■ DESCRIPTION OF THE TASK: Write out the data below in full. Keep it exact.

[GIVEN ENTRIES start]

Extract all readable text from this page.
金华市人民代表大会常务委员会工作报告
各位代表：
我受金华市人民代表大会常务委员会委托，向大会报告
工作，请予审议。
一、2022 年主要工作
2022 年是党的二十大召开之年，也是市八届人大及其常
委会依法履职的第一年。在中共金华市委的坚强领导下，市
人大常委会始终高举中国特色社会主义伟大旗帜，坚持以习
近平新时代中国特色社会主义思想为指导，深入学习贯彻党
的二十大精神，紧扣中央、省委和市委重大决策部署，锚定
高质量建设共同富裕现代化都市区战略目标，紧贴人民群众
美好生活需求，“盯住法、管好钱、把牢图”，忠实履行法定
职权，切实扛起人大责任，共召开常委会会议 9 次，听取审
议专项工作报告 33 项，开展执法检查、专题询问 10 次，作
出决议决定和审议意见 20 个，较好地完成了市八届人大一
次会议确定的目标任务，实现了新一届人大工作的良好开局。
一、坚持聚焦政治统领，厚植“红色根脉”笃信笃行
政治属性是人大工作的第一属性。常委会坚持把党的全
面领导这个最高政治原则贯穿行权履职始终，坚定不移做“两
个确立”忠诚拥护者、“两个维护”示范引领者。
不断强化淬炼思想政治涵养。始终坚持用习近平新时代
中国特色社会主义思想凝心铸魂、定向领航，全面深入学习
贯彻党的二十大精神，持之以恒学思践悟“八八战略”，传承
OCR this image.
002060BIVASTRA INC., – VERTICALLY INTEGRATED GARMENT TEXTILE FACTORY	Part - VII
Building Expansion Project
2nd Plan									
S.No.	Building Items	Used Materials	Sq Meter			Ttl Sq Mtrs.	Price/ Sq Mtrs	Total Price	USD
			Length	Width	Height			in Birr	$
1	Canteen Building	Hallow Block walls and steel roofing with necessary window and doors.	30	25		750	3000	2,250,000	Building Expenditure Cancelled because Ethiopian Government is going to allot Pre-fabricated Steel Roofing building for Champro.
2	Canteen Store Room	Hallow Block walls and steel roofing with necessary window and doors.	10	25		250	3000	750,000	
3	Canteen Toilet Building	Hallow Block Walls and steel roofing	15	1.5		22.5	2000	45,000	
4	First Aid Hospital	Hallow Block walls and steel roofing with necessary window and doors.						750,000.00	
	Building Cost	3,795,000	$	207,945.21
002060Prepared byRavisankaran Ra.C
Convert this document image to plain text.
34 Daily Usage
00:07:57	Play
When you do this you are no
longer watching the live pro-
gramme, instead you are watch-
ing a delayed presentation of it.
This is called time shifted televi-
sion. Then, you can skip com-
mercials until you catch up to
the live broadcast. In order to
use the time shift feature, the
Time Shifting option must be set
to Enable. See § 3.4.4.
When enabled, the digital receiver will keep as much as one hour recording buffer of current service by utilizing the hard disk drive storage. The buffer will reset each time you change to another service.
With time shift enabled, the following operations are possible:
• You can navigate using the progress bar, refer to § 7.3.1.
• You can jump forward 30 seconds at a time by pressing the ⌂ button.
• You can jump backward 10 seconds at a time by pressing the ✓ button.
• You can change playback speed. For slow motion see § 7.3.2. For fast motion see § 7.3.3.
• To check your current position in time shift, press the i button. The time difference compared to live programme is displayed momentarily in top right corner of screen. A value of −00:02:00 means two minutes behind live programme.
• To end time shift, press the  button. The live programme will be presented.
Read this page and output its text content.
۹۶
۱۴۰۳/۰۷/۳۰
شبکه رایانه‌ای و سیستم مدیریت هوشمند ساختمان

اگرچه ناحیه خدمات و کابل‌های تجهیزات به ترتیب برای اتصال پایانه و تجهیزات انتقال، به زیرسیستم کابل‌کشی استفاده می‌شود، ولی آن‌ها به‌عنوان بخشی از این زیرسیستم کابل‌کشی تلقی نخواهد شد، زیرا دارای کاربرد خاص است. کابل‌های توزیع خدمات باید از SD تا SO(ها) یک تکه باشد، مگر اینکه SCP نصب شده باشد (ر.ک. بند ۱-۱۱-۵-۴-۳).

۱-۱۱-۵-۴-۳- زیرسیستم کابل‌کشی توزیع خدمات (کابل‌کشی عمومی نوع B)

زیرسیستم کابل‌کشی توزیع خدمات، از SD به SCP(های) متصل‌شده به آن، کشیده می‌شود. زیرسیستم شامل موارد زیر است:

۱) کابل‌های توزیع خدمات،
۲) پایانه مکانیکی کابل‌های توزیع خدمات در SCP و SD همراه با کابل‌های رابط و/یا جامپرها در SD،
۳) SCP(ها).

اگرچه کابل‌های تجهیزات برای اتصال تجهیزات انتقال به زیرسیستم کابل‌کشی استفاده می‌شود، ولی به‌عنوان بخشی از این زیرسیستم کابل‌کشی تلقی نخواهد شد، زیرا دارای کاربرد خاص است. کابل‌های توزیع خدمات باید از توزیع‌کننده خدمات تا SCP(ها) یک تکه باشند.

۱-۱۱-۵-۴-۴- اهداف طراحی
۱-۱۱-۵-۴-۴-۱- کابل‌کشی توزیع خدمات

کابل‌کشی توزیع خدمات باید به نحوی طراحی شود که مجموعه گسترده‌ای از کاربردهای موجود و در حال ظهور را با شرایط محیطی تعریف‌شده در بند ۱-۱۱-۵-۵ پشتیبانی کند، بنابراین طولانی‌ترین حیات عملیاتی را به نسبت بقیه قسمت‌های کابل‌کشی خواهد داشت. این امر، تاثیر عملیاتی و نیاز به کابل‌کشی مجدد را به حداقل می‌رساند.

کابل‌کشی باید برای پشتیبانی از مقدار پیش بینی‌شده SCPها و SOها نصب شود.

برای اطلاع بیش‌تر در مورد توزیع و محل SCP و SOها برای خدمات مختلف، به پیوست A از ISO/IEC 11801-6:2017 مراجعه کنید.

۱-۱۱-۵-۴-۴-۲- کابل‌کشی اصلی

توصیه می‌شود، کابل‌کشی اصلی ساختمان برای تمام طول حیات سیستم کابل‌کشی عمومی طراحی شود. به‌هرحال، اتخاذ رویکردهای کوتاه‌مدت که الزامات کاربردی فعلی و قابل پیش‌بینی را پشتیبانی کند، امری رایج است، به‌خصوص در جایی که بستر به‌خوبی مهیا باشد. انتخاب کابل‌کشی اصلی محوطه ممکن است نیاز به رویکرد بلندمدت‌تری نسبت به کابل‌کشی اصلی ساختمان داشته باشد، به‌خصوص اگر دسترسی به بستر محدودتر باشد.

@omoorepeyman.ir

[GIVEN ENTRIES end]

■ TASK SOLUTION:
Extract all readable text from this page.
金华市人民代表大会常务委员会工作报告
各位代表：
我受金华市人民代表大会常务委员会委托，向大会报告
工作，请予审议。
一、2022 年主要工作
2022 年是党的二十大召开之年，也是市八届人大及其常
委会依法履职的第一年。在中共金华市委的坚强领导下，市
人大常委会始终高举中国特色社会主义伟大旗帜，坚持以习
近平新时代中国特色社会主义思想为指导，深入学习贯彻党
的二十大精神，紧扣中央、省委和市委重大决策部署，锚定
高质量建设共同富裕现代化都市区战略目标，紧贴人民群众
美好生活需求，“盯住法、管好钱、把牢图”，忠实履行法定
职权，切实扛起人大责任，共召开常委会会议 9 次，听取审
议专项工作报告 33 项，开展执法检查、专题询问 10 次，作
出决议决定和审议意见 20 个，较好地完成了市八届人大一
次会议确定的目标任务，实现了新一届人大工作的良好开局。
一、坚持聚焦政治统领，厚植“红色根脉”笃信笃行
政治属性是人大工作的第一属性。常委会坚持把党的全
面领导这个最高政治原则贯穿行权履职始终，坚定不移做“两
个确立”忠诚拥护者、“两个维护”示范引领者。
不断强化淬炼思想政治涵养。始终坚持用习近平新时代
中国特色社会主义思想凝心铸魂、定向领航，全面深入学习
贯彻党的二十大精神，持之以恒学思践悟“八八战略”，传承
OCR this image.
002060BIVASTRA INC., – VERTICALLY INTEGRATED GARMENT TEXTILE FACTORY	Part - VII
Building Expansion Project
2nd Plan									
S.No.	Building Items	Used Materials	Sq Meter			Ttl Sq Mtrs.	Price/ Sq Mtrs	Total Price	USD
			Length	Width	Height			in Birr	$
1	Canteen Building	Hallow Block walls and steel roofing with necessary window and doors.	30	25		750	3000	2,250,000	Building Expenditure Cancelled because Ethiopian Government is going to allot Pre-fabricated Steel Roofing building for Champro.
2	Canteen Store Room	Hallow Block walls and steel roofing with necessary window and doors.	10	25		250	3000	750,000	
3	Canteen Toilet Building	Hallow Block Walls and steel roofing	15	1.5		22.5	2000	45,000	
4	First Aid Hospital	Hallow Block walls and steel roofing with necessary window and doors.						750,000.00	
	Building Cost	3,795,000	$	207,945.21
002060Prepared byRavisankaran Ra.C
Convert this document image to plain text.
34 Daily Usage
00:07:57	Play
When you do this you are no
longer watching the live pro-
gramme, instead you are watch-
ing a delayed presentation of it.
This is called time shifted televi-
sion. Then, you can skip com-
mercials until you catch up to
the live broadcast. In order to
use the time shift feature, the
Time Shifting option must be set
to Enable. See § 3.4.4.
When enabled, the digital receiver will keep as much as one hour recording buffer of current service by utilizing the hard disk drive storage. The buffer will reset each time you change to another service.
With time shift enabled, the following operations are possible:
• You can navigate using the progress bar, refer to § 7.3.1.
• You can jump forward 30 seconds at a time by pressing the ⌂ button.
• You can jump backward 10 seconds at a time by pressing the ✓ button.
• You can change playback speed. For slow motion see § 7.3.2. For fast motion see § 7.3.3.
• To check your current position in time shift, press the i button. The time difference compared to live programme is displayed momentarily in top right corner of screen. A value of −00:02:00 means two minutes behind live programme.
• To end time shift, press the  button. The live programme will be presented.
Read this page and output its text content.
۹۶
۱۴۰۳/۰۷/۳۰
شبکه رایانه‌ای و سیستم مدیریت هوشمند ساختمان

اگرچه ناحیه خدمات و کابل‌های تجهیزات به ترتیب برای اتصال پایانه و تجهیزات انتقال، به زیرسیستم کابل‌کشی استفاده می‌شود، ولی آن‌ها به‌عنوان بخشی از این زیرسیستم کابل‌کشی تلقی نخواهد شد، زیرا دارای کاربرد خاص است. کابل‌های توزیع خدمات باید از SD تا SO(ها) یک تکه باشد، مگر اینکه SCP نصب شده باشد (ر.ک. بند ۱-۱۱-۵-۴-۳).

۱-۱۱-۵-۴-۳- زیرسیستم کابل‌کشی توزیع خدمات (کابل‌کشی عمومی نوع B)

زیرسیستم کابل‌کشی توزیع خدمات، از SD به SCP(های) متصل‌شده به آن، کشیده می‌شود. زیرسیستم شامل موارد زیر است:

۱) کابل‌های توزیع خدمات،
۲) پایانه مکانیکی کابل‌های توزیع خدمات در SCP و SD همراه با کابل‌های رابط و/یا جامپرها در SD،
۳) SCP(ها).

اگرچه کابل‌های تجهیزات برای اتصال تجهیزات انتقال به زیرسیستم کابل‌کشی استفاده می‌شود، ولی به‌عنوان بخشی از این زیرسیستم کابل‌کشی تلقی نخواهد شد، زیرا دارای کاربرد خاص است. کابل‌های توزیع خدمات باید از توزیع‌کننده خدمات تا SCP(ها) یک تکه باشند.

۱-۱۱-۵-۴-۴- اهداف طراحی
۱-۱۱-۵-۴-۴-۱- کابل‌کشی توزیع خدمات

کابل‌کشی توزیع خدمات باید به نحوی طراحی شود که مجموعه گسترده‌ای از کاربردهای موجود و در حال ظهور را با شرایط محیطی تعریف‌شده در بند ۱-۱۱-۵-۵ پشتیبانی کند، بنابراین طولانی‌ترین حیات عملیاتی را به نسبت بقیه قسمت‌های کابل‌کشی خواهد داشت. این امر، تاثیر عملیاتی و نیاز به کابل‌کشی مجدد را به حداقل می‌رساند.

کابل‌کشی باید برای پشتیبانی از مقدار پیش بینی‌شده SCPها و SOها نصب شود.

برای اطلاع بیش‌تر در مورد توزیع و محل SCP و SOها برای خدمات مختلف، به پیوست A از ISO/IEC 11801-6:2017 مراجعه کنید.

۱-۱۱-۵-۴-۴-۲- کابل‌کشی اصلی

توصیه می‌شود، کابل‌کشی اصلی ساختمان برای تمام طول حیات سیستم کابل‌کشی عمومی طراحی شود. به‌هرحال، اتخاذ رویکردهای کوتاه‌مدت که الزامات کاربردی فعلی و قابل پیش‌بینی را پشتیبانی کند، امری رایج است، به‌خصوص در جایی که بستر به‌خوبی مهیا باشد. انتخاب کابل‌کشی اصلی محوطه ممکن است نیاز به رویکرد بلندمدت‌تری نسبت به کابل‌کشی اصلی ساختمان داشته باشد، به‌خصوص اگر دسترسی به بستر محدودتر باشد.

@omoorepeyman.ir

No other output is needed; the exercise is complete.